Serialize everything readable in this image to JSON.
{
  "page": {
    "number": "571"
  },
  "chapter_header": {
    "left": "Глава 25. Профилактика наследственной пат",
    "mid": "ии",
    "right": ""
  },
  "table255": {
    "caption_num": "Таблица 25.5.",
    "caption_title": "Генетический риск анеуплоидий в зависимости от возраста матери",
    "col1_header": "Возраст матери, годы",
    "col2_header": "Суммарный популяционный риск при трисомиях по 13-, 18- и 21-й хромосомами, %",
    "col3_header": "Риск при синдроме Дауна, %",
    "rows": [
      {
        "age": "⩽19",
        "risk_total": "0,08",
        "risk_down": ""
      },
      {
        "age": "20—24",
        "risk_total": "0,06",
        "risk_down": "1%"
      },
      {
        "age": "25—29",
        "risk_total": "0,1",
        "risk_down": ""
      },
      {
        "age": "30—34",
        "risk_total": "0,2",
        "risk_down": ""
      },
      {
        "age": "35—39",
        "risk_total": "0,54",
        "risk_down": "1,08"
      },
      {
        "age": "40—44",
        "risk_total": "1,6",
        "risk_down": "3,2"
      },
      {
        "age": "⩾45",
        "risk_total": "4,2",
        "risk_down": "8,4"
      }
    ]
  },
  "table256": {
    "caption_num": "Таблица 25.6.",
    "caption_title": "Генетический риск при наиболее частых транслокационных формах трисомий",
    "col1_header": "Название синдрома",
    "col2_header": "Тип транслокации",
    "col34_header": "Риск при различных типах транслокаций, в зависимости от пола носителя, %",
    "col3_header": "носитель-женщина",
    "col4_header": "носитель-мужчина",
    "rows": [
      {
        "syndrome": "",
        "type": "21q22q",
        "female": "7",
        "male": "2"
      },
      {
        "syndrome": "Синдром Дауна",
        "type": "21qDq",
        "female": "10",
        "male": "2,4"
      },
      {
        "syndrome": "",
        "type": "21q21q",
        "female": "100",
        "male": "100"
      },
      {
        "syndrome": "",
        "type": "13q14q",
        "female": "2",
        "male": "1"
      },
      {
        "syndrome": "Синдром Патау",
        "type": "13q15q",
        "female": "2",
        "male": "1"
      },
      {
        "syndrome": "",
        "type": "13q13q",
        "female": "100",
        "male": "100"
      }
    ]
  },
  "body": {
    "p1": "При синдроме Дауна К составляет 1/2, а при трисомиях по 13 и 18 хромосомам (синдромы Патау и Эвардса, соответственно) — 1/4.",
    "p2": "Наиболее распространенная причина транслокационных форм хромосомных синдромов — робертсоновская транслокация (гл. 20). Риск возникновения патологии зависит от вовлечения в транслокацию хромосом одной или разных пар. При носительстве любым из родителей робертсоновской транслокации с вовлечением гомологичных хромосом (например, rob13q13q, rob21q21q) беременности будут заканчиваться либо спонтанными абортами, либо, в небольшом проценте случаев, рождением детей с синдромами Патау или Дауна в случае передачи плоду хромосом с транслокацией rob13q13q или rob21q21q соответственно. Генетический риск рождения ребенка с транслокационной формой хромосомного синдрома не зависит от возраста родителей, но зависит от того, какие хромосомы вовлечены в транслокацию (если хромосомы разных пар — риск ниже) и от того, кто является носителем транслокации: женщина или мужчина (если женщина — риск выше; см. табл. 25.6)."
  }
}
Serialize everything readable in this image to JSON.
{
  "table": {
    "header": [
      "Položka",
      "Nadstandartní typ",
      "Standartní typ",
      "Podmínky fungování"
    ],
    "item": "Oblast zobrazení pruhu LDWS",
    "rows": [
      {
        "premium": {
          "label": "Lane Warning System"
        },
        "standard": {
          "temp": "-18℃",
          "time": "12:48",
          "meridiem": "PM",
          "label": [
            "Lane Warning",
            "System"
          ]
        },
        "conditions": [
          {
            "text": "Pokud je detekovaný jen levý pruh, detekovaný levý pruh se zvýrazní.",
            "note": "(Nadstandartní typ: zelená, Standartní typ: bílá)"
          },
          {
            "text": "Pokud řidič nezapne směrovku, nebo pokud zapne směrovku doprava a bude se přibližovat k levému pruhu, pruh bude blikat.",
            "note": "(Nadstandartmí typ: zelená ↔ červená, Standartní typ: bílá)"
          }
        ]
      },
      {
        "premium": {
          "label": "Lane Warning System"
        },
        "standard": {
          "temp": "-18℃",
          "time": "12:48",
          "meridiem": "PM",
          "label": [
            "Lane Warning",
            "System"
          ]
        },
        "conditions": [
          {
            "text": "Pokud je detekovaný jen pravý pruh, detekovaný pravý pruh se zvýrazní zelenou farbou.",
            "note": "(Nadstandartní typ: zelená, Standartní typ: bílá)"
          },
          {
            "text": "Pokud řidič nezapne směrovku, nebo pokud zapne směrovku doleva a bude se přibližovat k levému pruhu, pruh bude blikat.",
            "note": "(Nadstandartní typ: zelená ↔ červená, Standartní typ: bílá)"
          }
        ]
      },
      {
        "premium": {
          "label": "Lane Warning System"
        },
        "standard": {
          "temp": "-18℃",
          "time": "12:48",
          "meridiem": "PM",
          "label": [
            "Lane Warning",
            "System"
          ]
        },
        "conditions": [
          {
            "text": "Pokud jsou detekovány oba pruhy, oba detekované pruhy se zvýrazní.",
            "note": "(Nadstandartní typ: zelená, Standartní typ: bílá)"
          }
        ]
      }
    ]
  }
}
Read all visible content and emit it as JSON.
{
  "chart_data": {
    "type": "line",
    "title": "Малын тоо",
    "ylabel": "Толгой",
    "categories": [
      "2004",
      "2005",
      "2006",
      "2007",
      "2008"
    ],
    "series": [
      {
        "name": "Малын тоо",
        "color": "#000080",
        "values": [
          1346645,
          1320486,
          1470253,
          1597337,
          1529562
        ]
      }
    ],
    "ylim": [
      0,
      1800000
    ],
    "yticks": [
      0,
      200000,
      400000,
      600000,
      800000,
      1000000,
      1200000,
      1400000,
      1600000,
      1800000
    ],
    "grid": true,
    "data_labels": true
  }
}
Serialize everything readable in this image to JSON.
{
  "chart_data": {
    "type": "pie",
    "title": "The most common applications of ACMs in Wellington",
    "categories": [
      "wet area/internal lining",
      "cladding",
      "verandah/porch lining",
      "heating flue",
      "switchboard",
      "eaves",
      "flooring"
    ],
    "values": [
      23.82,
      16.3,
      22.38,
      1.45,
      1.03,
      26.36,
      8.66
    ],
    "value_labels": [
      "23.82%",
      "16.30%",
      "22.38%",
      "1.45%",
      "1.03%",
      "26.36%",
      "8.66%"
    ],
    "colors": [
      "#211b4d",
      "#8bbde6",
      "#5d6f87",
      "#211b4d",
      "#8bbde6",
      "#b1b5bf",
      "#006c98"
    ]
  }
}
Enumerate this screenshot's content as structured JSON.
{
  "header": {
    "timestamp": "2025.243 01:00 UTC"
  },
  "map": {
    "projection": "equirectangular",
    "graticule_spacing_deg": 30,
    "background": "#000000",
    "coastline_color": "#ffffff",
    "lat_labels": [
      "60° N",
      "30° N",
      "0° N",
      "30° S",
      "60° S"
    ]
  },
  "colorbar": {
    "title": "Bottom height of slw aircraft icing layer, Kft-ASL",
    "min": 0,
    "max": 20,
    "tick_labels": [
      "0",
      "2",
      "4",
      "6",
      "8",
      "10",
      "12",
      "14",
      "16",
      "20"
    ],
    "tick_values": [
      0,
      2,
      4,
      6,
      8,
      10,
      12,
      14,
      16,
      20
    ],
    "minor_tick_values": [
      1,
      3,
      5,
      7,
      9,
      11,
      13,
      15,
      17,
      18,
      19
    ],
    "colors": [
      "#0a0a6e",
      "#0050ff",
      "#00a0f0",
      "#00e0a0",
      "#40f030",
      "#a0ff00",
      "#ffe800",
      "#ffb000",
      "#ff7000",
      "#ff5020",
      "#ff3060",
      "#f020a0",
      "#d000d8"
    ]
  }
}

◆ ◆ ◆ ◆ ◆

(YOUR INSTRUCTIONS) Select every line of the records holding the string "červená".

(OUTPUT OF THE EXERCISE)
            "note": "(Nadstandartmí typ: zelená ↔ červená, Standartní typ: bílá)"
            "note": "(Nadstandartní typ: zelená ↔ červená, Standartní typ: bílá)"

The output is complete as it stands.